Your goal => Copy all records verbatim.

Excerpted records =>
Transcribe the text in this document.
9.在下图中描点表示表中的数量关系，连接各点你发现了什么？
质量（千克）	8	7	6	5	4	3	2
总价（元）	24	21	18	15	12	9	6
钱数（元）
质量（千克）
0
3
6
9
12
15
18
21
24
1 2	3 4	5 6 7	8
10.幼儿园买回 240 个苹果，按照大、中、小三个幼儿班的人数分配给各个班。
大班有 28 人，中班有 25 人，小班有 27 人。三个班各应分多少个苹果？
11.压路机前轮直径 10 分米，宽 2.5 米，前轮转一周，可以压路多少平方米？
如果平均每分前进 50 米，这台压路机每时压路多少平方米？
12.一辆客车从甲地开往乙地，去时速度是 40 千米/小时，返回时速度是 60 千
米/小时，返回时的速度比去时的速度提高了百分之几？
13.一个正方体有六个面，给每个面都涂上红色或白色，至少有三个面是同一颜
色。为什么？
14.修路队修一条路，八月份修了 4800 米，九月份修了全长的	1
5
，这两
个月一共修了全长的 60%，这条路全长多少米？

Output for this task =>
Transcribe the text in this document.
9.在下图中描点表示表中的数量关系，连接各点你发现了什么？
质量（千克）	8	7	6	5	4	3	2
总价（元）	24	21	18	15	12	9	6
钱数（元）
质量（千克）
0
3
6
9
12
15
18
21
24
1 2	3 4	5 6 7	8
10.幼儿园买回 240 个苹果，按照大、中、小三个幼儿班的人数分配给各个班。
大班有 28 人，中班有 25 人，小班有 27 人。三个班各应分多少个苹果？
11.压路机前轮直径 10 分米，宽 2.5 米，前轮转一周，可以压路多少平方米？
如果平均每分前进 50 米，这台压路机每时压路多少平方米？
12.一辆客车从甲地开往乙地，去时速度是 40 千米/小时，返回时速度是 60 千
米/小时，返回时的速度比去时的速度提高了百分之几？
13.一个正方体有六个面，给每个面都涂上红色或白色，至少有三个面是同一颜
色。为什么？
14.修路队修一条路，八月份修了 4800 米，九月份修了全长的	1
5
，这两
个月一共修了全长的 60%，这条路全长多少米？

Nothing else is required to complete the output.